PROVIDED PASSAGE:
┌────────

Scott Joplin (c. 1868 – April 1, 1917) was an African American composer and pianist famous for his ragtime compositions. Born to a working-class family of formerly enslaved people in Arkansas, Joplin received piano lessons from local teacher Julius Weiss and started his own dance band, singing in a vocal quartet and playing mandolin. Eventually he struck out on his own as an itinerant musician, winding up at the Chicago World's Fair in 1893, where his band helped contribute to the growing craze for ragtime music.

He first achieved fame in 1899 when his piano composition Maple Leaf Rag became a smash hit, earning Joplin the title "King of Ragtime." He continued to compose and publish regularly, with his piano rags being reliable hits, and also trying his hand at more ambitious works. His opera A Guest of Honor had a successful performance tour in 1903, but his score was confiscated and is now considered lost. A second opera, Treemonisha, suffered funding difficulties and was only partially staged during Joplin's lifetime; it was finally premiered posthumously in 1972.

└────────

EXERCISE INSTRUCTIONS: Reproduce the Scott Joplin passage from "Scott Joplin (c." up to and including "for ragtime music.", changing "mandolin" to "banjo".

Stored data
┌────────

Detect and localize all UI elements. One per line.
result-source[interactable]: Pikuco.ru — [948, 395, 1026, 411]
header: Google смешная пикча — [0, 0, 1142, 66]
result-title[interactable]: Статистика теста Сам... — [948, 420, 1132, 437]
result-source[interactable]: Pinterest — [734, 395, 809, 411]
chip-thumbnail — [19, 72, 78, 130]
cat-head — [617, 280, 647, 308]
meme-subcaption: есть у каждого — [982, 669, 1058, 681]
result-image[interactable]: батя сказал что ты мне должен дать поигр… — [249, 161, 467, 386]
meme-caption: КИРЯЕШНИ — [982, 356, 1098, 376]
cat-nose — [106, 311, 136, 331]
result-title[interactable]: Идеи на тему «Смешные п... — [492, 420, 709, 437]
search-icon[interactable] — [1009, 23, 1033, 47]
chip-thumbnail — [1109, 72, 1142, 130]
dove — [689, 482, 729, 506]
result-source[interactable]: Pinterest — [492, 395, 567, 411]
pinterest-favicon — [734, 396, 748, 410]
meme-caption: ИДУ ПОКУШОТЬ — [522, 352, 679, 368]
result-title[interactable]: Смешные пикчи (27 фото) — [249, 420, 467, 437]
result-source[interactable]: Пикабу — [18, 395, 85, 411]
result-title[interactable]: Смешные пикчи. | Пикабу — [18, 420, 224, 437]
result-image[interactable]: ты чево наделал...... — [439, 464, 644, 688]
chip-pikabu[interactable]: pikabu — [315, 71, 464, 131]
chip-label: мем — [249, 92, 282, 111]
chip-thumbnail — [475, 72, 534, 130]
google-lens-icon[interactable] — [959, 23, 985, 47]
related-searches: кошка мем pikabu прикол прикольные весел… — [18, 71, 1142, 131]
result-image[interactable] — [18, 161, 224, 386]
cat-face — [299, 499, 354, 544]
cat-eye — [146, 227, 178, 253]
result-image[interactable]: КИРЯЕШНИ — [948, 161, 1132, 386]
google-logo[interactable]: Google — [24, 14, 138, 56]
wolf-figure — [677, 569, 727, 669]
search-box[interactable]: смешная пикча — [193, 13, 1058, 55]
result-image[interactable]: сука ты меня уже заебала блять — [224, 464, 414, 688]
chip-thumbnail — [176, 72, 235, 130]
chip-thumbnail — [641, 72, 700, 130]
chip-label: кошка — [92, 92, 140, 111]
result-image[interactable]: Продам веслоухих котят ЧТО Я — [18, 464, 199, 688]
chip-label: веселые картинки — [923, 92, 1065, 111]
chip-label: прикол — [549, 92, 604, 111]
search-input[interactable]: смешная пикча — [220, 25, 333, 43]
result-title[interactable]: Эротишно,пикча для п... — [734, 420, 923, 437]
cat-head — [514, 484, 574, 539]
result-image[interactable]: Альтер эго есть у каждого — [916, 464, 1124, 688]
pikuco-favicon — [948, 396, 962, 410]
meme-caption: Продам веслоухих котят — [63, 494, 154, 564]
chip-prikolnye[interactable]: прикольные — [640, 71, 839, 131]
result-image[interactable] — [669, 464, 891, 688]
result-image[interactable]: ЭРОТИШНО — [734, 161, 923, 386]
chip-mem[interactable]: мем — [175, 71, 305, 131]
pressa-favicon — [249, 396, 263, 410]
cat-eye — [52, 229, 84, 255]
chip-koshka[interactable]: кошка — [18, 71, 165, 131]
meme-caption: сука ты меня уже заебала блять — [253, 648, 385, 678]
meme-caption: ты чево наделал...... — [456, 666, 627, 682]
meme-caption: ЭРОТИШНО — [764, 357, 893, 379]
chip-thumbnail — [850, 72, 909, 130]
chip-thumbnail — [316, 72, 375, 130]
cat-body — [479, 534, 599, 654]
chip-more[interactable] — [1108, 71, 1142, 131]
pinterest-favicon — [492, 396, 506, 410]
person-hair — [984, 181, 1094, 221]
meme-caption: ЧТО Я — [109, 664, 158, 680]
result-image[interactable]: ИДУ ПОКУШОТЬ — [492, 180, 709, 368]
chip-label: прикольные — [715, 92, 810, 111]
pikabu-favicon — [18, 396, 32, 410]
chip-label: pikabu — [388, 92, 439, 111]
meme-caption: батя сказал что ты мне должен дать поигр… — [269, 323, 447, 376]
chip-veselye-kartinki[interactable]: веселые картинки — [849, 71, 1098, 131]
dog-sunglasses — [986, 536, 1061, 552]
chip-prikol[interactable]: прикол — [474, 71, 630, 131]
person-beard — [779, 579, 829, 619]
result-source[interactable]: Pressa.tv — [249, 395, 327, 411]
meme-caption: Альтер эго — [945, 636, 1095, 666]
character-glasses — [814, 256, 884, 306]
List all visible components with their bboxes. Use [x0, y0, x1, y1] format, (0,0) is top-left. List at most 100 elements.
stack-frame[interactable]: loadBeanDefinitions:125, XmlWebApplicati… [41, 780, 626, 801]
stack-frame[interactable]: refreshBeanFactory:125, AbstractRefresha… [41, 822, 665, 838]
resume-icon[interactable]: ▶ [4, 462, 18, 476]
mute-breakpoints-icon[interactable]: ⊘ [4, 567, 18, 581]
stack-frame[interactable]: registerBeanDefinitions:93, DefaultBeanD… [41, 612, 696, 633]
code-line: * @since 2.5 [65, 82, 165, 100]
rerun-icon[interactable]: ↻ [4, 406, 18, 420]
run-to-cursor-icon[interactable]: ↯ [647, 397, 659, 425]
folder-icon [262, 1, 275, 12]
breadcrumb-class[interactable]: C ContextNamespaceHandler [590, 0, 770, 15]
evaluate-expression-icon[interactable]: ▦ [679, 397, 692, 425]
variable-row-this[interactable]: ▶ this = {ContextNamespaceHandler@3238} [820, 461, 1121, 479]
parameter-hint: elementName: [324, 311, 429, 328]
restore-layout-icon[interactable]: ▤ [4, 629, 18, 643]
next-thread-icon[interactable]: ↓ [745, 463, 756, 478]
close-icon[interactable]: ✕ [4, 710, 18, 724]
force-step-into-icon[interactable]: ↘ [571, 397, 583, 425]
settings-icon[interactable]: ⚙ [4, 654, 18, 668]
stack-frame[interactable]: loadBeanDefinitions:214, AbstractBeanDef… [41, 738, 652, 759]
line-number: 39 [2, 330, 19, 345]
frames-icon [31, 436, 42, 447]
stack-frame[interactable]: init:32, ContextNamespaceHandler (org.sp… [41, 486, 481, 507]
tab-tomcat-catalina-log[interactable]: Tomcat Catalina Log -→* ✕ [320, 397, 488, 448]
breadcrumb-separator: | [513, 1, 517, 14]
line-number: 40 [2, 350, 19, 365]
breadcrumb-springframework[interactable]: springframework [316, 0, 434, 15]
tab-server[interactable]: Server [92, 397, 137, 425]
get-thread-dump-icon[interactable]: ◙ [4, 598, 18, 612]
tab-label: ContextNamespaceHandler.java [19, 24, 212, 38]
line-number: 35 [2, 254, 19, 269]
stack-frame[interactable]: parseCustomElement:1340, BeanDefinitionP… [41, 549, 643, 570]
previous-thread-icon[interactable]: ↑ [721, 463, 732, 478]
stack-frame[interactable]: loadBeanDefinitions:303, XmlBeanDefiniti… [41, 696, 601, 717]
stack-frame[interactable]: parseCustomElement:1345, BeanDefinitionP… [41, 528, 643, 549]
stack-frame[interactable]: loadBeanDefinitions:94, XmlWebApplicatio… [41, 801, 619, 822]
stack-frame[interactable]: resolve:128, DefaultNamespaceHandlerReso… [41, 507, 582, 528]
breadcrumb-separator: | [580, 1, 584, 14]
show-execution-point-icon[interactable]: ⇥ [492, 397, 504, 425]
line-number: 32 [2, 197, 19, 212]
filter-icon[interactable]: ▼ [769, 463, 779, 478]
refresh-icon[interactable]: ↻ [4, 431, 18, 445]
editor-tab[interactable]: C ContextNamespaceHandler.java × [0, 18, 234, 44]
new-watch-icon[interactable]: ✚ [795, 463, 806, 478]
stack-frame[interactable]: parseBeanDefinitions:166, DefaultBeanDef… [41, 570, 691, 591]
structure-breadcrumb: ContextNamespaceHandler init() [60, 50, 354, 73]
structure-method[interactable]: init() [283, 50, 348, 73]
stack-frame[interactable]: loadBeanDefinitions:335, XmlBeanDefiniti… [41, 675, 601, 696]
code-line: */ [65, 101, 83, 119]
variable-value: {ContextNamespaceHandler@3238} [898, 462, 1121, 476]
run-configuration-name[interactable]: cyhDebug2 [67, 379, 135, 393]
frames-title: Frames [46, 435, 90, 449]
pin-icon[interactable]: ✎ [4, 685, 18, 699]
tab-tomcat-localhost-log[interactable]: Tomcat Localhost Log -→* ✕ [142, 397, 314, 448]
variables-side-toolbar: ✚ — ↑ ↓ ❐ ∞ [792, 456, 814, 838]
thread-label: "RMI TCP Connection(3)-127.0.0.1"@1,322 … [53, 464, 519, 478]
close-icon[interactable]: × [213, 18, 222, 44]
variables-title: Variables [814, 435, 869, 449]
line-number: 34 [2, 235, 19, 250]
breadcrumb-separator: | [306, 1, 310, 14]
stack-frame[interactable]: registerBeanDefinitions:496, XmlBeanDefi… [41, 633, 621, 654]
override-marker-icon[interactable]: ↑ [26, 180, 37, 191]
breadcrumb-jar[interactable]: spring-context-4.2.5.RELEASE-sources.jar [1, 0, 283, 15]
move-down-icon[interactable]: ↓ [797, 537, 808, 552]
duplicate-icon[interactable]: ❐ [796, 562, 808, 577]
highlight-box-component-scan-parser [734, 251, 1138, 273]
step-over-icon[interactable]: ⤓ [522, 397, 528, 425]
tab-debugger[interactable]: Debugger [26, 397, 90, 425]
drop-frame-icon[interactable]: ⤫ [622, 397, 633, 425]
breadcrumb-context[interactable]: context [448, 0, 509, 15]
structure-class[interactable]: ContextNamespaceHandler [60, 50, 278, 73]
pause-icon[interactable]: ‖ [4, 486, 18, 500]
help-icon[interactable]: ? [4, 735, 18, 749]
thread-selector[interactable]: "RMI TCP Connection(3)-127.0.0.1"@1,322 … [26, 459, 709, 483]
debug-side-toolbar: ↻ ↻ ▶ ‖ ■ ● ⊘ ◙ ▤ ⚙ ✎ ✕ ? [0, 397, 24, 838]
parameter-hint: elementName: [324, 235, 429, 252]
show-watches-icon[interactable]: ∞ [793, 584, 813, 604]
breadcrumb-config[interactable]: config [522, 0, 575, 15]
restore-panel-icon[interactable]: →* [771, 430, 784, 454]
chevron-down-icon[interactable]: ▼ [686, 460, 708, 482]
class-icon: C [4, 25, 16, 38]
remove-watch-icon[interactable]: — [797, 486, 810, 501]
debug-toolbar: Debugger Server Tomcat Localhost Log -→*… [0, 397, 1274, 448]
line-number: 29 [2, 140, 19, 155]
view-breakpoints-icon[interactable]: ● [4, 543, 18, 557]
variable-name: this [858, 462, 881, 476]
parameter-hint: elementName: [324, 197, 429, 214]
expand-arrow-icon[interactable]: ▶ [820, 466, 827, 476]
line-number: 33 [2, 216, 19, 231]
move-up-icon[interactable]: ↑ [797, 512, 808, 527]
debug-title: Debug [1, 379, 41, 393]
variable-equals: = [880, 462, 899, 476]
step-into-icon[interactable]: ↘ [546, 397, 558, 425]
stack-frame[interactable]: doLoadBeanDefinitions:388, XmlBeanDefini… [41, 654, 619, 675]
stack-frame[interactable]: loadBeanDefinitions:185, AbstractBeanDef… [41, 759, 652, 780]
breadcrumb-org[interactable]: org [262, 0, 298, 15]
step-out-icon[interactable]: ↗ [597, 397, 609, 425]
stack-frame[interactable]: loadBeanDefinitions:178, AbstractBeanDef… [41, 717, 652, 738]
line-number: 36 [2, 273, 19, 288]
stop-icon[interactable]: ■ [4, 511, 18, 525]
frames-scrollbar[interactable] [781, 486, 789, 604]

└────────

RESULT OF THE EXERCISE:
Scott Joplin (c. 1868 – April 1, 1917) was an African American composer and pianist famous for his ragtime compositions. Born to a working-class family of formerly enslaved people in Arkansas, Joplin received piano lessons from local teacher Julius Weiss and started his own dance band, singing in a vocal quartet and playing banjo. Eventually he struck out on his own as an itinerant musician, winding up at the Chicago World's Fair in 1893, where his band helped contribute to the growing craze for ragtime music.